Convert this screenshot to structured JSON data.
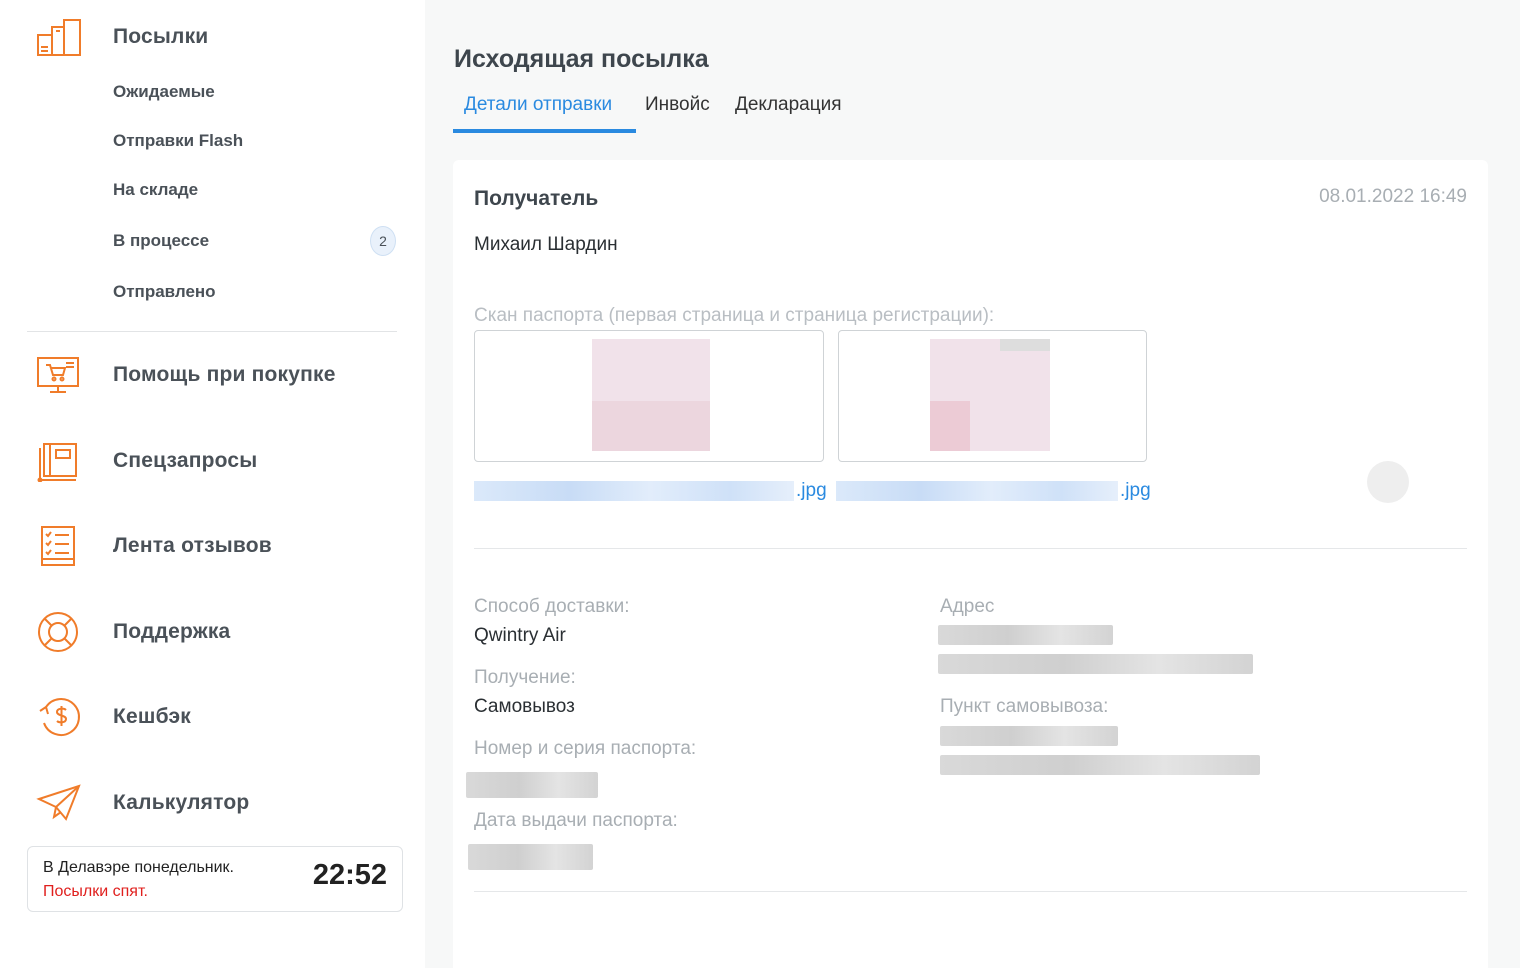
{
  "sidebar": {
    "parcels_label": "Посылки",
    "sub_items": [
      {
        "label": "Ожидаемые"
      },
      {
        "label": "Отправки Flash"
      },
      {
        "label": "На складе"
      },
      {
        "label": "В процессе",
        "badge": "2"
      },
      {
        "label": "Отправлено"
      }
    ],
    "main_items": [
      {
        "label": "Помощь при покупке",
        "icon": "monitor-cart-icon"
      },
      {
        "label": "Спецзапросы",
        "icon": "notebook-icon"
      },
      {
        "label": "Лента отзывов",
        "icon": "checklist-icon"
      },
      {
        "label": "Поддержка",
        "icon": "lifebuoy-icon"
      },
      {
        "label": "Кешбэк",
        "icon": "cashback-icon"
      },
      {
        "label": "Калькулятор",
        "icon": "paper-plane-icon"
      }
    ],
    "clock": {
      "line1": "В Делавэре понедельник.",
      "line2": "Посылки спят.",
      "time": "22:52"
    }
  },
  "main": {
    "title": "Исходящая посылка",
    "tabs": [
      {
        "label": "Детали отправки",
        "active": true
      },
      {
        "label": "Инвойс"
      },
      {
        "label": "Декларация"
      }
    ],
    "card": {
      "recipient_heading": "Получатель",
      "datetime": "08.01.2022 16:49",
      "recipient_name": "Михаил Шардин",
      "scan_label": "Скан паспорта (первая страница и страница регистрации):",
      "files": [
        {
          "ext": ".jpg"
        },
        {
          "ext": ".jpg"
        }
      ],
      "delivery_method_label": "Способ доставки:",
      "delivery_method_value": "Qwintry Air",
      "receipt_label": "Получение:",
      "receipt_value": "Самовывоз",
      "passport_number_label": "Номер и серия паспорта:",
      "passport_date_label": "Дата выдачи паспорта:",
      "address_label": "Адрес",
      "pickup_point_label": "Пункт самовывоза:"
    }
  },
  "colors": {
    "accent": "#2a8ae0",
    "icon_orange": "#f07c2a",
    "alert_red": "#e0201e"
  }
}
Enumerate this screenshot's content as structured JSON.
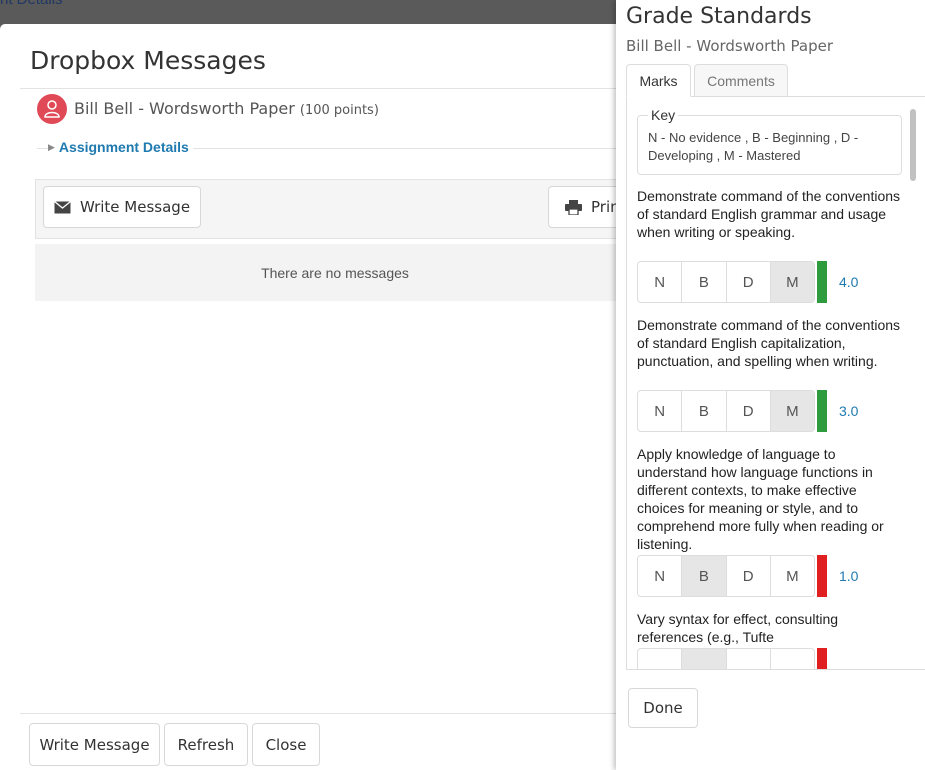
{
  "background": {
    "link_text": "nt Details"
  },
  "modal": {
    "title": "Dropbox Messages",
    "student_name": "Bill Bell - Wordsworth Paper",
    "points": "(100 points)",
    "details_label": "Assignment Details",
    "write_message_label": "Write Message",
    "print_label": "Prin",
    "empty_text": "There are no messages",
    "footer": {
      "write_message": "Write Message",
      "refresh": "Refresh",
      "close": "Close"
    }
  },
  "panel": {
    "title": "Grade Standards",
    "subtitle": "Bill Bell - Wordsworth Paper",
    "tabs": [
      {
        "label": "Marks"
      },
      {
        "label": "Comments"
      }
    ],
    "key_legend": "Key",
    "key_text": "N - No evidence , B - Beginning , D - Developing , M - Mastered",
    "mark_labels": [
      "N",
      "B",
      "D",
      "M"
    ],
    "standards": [
      {
        "text": "Demonstrate command of the conventions of standard English grammar and usage when writing or speaking.",
        "selected": "M",
        "score": "4.0",
        "color": "#2e9b3e"
      },
      {
        "text": "Demonstrate command of the conventions of standard English capitalization, punctuation, and spelling when writing.",
        "selected": "M",
        "score": "3.0",
        "color": "#2e9b3e"
      },
      {
        "text": "Apply knowledge of language to understand how language functions in different contexts, to make effective choices for meaning or style, and to comprehend more fully when reading or listening.",
        "selected": "B",
        "score": "1.0",
        "color": "#e02020"
      },
      {
        "text": "Vary syntax for effect, consulting references (e.g., Tufte",
        "selected": "B",
        "score": "",
        "color": "#e02020"
      }
    ],
    "done_label": "Done"
  }
}
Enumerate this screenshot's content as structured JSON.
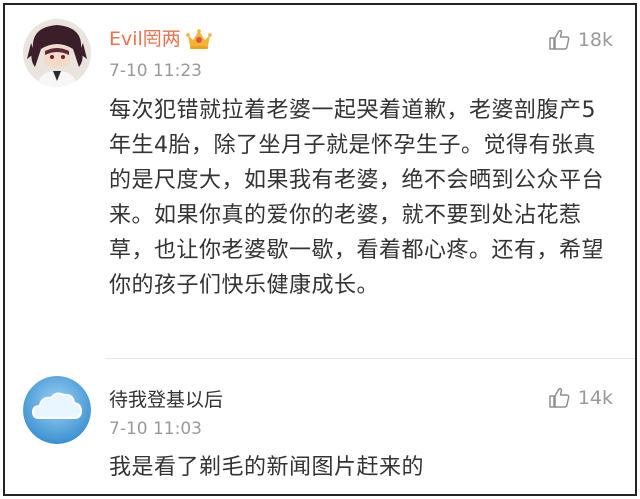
{
  "comments": [
    {
      "username": "Evil罔两",
      "badge_icon": "vip-crown-icon",
      "timestamp": "7-10 11:23",
      "like_icon": "thumbs-up-icon",
      "like_count": "18k",
      "text": "每次犯错就拉着老婆一起哭着道歉，老婆剖腹产5年生4胎，除了坐月子就是怀孕生子。觉得有张真的是尺度大，如果我有老婆，绝不会晒到公众平台来。如果你真的爱你的老婆，就不要到处沾花惹草，也让你老婆歇一歇，看着都心疼。还有，希望你的孩子们快乐健康成长。",
      "name_color": "#eb7350"
    },
    {
      "username": "待我登基以后",
      "timestamp": "7-10 11:03",
      "like_icon": "thumbs-up-icon",
      "like_count": "14k",
      "text": "我是看了剃毛的新闻图片赶来的"
    }
  ]
}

——————

# What you need to do:
Filter the records above for lines containing the word "conventions", and copy those lines.

# Completed exercise:
        "text": "Demonstrate command of the conventions of standard English grammar and usage when writing or speaking.",
        "text": "Demonstrate command of the conventions of standard English capitalization, punctuation, and spelling when writing.",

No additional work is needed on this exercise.